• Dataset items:
——————

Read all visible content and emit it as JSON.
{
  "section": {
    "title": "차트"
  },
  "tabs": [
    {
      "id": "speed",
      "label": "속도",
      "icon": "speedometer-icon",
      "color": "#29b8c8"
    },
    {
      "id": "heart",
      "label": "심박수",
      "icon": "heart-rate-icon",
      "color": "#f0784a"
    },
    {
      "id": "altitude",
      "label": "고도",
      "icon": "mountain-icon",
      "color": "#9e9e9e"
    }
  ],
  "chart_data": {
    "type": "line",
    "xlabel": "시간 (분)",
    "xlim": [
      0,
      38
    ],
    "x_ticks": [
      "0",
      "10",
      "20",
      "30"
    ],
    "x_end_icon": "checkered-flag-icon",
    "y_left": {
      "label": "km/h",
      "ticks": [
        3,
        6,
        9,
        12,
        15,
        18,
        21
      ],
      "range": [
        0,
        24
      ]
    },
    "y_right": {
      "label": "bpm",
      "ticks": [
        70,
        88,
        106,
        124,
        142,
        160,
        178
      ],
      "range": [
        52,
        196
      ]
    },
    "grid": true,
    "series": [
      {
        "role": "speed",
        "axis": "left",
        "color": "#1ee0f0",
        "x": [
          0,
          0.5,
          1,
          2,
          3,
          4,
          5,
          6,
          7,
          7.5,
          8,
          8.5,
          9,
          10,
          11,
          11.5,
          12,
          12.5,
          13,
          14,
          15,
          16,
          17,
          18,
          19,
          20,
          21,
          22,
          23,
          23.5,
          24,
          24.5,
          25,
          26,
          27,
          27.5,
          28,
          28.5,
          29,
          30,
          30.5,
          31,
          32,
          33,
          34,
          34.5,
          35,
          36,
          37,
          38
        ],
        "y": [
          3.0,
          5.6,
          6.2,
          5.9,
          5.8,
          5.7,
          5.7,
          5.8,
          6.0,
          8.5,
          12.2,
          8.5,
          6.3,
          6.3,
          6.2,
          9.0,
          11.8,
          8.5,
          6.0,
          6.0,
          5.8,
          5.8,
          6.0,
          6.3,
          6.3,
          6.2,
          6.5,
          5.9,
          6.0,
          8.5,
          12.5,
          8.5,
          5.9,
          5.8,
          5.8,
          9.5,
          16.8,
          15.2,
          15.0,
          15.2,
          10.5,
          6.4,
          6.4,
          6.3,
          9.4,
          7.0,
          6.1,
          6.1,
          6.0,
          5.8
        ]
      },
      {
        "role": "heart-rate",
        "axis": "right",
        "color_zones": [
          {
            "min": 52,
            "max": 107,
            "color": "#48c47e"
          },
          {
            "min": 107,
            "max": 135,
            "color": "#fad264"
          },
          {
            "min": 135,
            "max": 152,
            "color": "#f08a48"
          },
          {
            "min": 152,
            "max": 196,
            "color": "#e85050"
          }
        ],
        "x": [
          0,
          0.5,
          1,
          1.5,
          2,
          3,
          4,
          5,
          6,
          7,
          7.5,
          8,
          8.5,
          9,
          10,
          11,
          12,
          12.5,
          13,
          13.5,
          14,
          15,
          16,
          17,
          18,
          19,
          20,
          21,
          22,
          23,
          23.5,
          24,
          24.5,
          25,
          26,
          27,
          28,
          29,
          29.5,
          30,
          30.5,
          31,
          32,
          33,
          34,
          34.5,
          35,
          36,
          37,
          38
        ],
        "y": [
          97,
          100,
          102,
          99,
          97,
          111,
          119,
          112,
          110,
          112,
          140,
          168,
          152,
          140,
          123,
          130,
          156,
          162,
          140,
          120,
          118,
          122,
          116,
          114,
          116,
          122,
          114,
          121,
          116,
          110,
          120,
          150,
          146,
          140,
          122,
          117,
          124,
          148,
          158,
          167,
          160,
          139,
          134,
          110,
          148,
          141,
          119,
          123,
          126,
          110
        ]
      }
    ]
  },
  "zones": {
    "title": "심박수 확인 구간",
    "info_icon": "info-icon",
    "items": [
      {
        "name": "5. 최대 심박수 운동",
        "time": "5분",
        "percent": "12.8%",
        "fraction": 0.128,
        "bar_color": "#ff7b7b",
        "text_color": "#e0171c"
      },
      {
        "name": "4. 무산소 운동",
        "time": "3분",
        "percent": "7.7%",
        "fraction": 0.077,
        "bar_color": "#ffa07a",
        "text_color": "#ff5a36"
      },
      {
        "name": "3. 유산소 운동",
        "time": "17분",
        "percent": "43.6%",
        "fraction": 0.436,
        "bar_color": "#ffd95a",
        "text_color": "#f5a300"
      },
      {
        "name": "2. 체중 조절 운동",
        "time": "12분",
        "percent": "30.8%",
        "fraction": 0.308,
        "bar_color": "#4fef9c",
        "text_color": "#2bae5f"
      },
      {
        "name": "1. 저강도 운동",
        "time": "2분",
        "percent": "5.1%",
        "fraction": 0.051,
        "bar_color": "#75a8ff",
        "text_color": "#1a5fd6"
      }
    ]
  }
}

——————

• THE PROBLEM: Set down the listing in full, keeping every word exactly as it is.

• RESPONSE TO THE TASK:
Read all visible content and emit it as JSON.
{
  "section": {
    "title": "차트"
  },
  "tabs": [
    {
      "id": "speed",
      "label": "속도",
      "icon": "speedometer-icon",
      "color": "#29b8c8"
    },
    {
      "id": "heart",
      "label": "심박수",
      "icon": "heart-rate-icon",
      "color": "#f0784a"
    },
    {
      "id": "altitude",
      "label": "고도",
      "icon": "mountain-icon",
      "color": "#9e9e9e"
    }
  ],
  "chart_data": {
    "type": "line",
    "xlabel": "시간 (분)",
    "xlim": [
      0,
      38
    ],
    "x_ticks": [
      "0",
      "10",
      "20",
      "30"
    ],
    "x_end_icon": "checkered-flag-icon",
    "y_left": {
      "label": "km/h",
      "ticks": [
        3,
        6,
        9,
        12,
        15,
        18,
        21
      ],
      "range": [
        0,
        24
      ]
    },
    "y_right": {
      "label": "bpm",
      "ticks": [
        70,
        88,
        106,
        124,
        142,
        160,
        178
      ],
      "range": [
        52,
        196
      ]
    },
    "grid": true,
    "series": [
      {
        "role": "speed",
        "axis": "left",
        "color": "#1ee0f0",
        "x": [
          0,
          0.5,
          1,
          2,
          3,
          4,
          5,
          6,
          7,
          7.5,
          8,
          8.5,
          9,
          10,
          11,
          11.5,
          12,
          12.5,
          13,
          14,
          15,
          16,
          17,
          18,
          19,
          20,
          21,
          22,
          23,
          23.5,
          24,
          24.5,
          25,
          26,
          27,
          27.5,
          28,
          28.5,
          29,
          30,
          30.5,
          31,
          32,
          33,
          34,
          34.5,
          35,
          36,
          37,
          38
        ],
        "y": [
          3.0,
          5.6,
          6.2,
          5.9,
          5.8,
          5.7,
          5.7,
          5.8,
          6.0,
          8.5,
          12.2,
          8.5,
          6.3,
          6.3,
          6.2,
          9.0,
          11.8,
          8.5,
          6.0,
          6.0,
          5.8,
          5.8,
          6.0,
          6.3,
          6.3,
          6.2,
          6.5,
          5.9,
          6.0,
          8.5,
          12.5,
          8.5,
          5.9,
          5.8,
          5.8,
          9.5,
          16.8,
          15.2,
          15.0,
          15.2,
          10.5,
          6.4,
          6.4,
          6.3,
          9.4,
          7.0,
          6.1,
          6.1,
          6.0,
          5.8
        ]
      },
      {
        "role": "heart-rate",
        "axis": "right",
        "color_zones": [
          {
            "min": 52,
            "max": 107,
            "color": "#48c47e"
          },
          {
            "min": 107,
            "max": 135,
            "color": "#fad264"
          },
          {
            "min": 135,
            "max": 152,
            "color": "#f08a48"
          },
          {
            "min": 152,
            "max": 196,
            "color": "#e85050"
          }
        ],
        "x": [
          0,
          0.5,
          1,
          1.5,
          2,
          3,
          4,
          5,
          6,
          7,
          7.5,
          8,
          8.5,
          9,
          10,
          11,
          12,
          12.5,
          13,
          13.5,
          14,
          15,
          16,
          17,
          18,
          19,
          20,
          21,
          22,
          23,
          23.5,
          24,
          24.5,
          25,
          26,
          27,
          28,
          29,
          29.5,
          30,
          30.5,
          31,
          32,
          33,
          34,
          34.5,
          35,
          36,
          37,
          38
        ],
        "y": [
          97,
          100,
          102,
          99,
          97,
          111,
          119,
          112,
          110,
          112,
          140,
          168,
          152,
          140,
          123,
          130,
          156,
          162,
          140,
          120,
          118,
          122,
          116,
          114,
          116,
          122,
          114,
          121,
          116,
          110,
          120,
          150,
          146,
          140,
          122,
          117,
          124,
          148,
          158,
          167,
          160,
          139,
          134,
          110,
          148,
          141,
          119,
          123,
          126,
          110
        ]
      }
    ]
  },
  "zones": {
    "title": "심박수 확인 구간",
    "info_icon": "info-icon",
    "items": [
      {
        "name": "5. 최대 심박수 운동",
        "time": "5분",
        "percent": "12.8%",
        "fraction": 0.128,
        "bar_color": "#ff7b7b",
        "text_color": "#e0171c"
      },
      {
        "name": "4. 무산소 운동",
        "time": "3분",
        "percent": "7.7%",
        "fraction": 0.077,
        "bar_color": "#ffa07a",
        "text_color": "#ff5a36"
      },
      {
        "name": "3. 유산소 운동",
        "time": "17분",
        "percent": "43.6%",
        "fraction": 0.436,
        "bar_color": "#ffd95a",
        "text_color": "#f5a300"
      },
      {
        "name": "2. 체중 조절 운동",
        "time": "12분",
        "percent": "30.8%",
        "fraction": 0.308,
        "bar_color": "#4fef9c",
        "text_color": "#2bae5f"
      },
      {
        "name": "1. 저강도 운동",
        "time": "2분",
        "percent": "5.1%",
        "fraction": 0.051,
        "bar_color": "#75a8ff",
        "text_color": "#1a5fd6"
      }
    ]
  }
}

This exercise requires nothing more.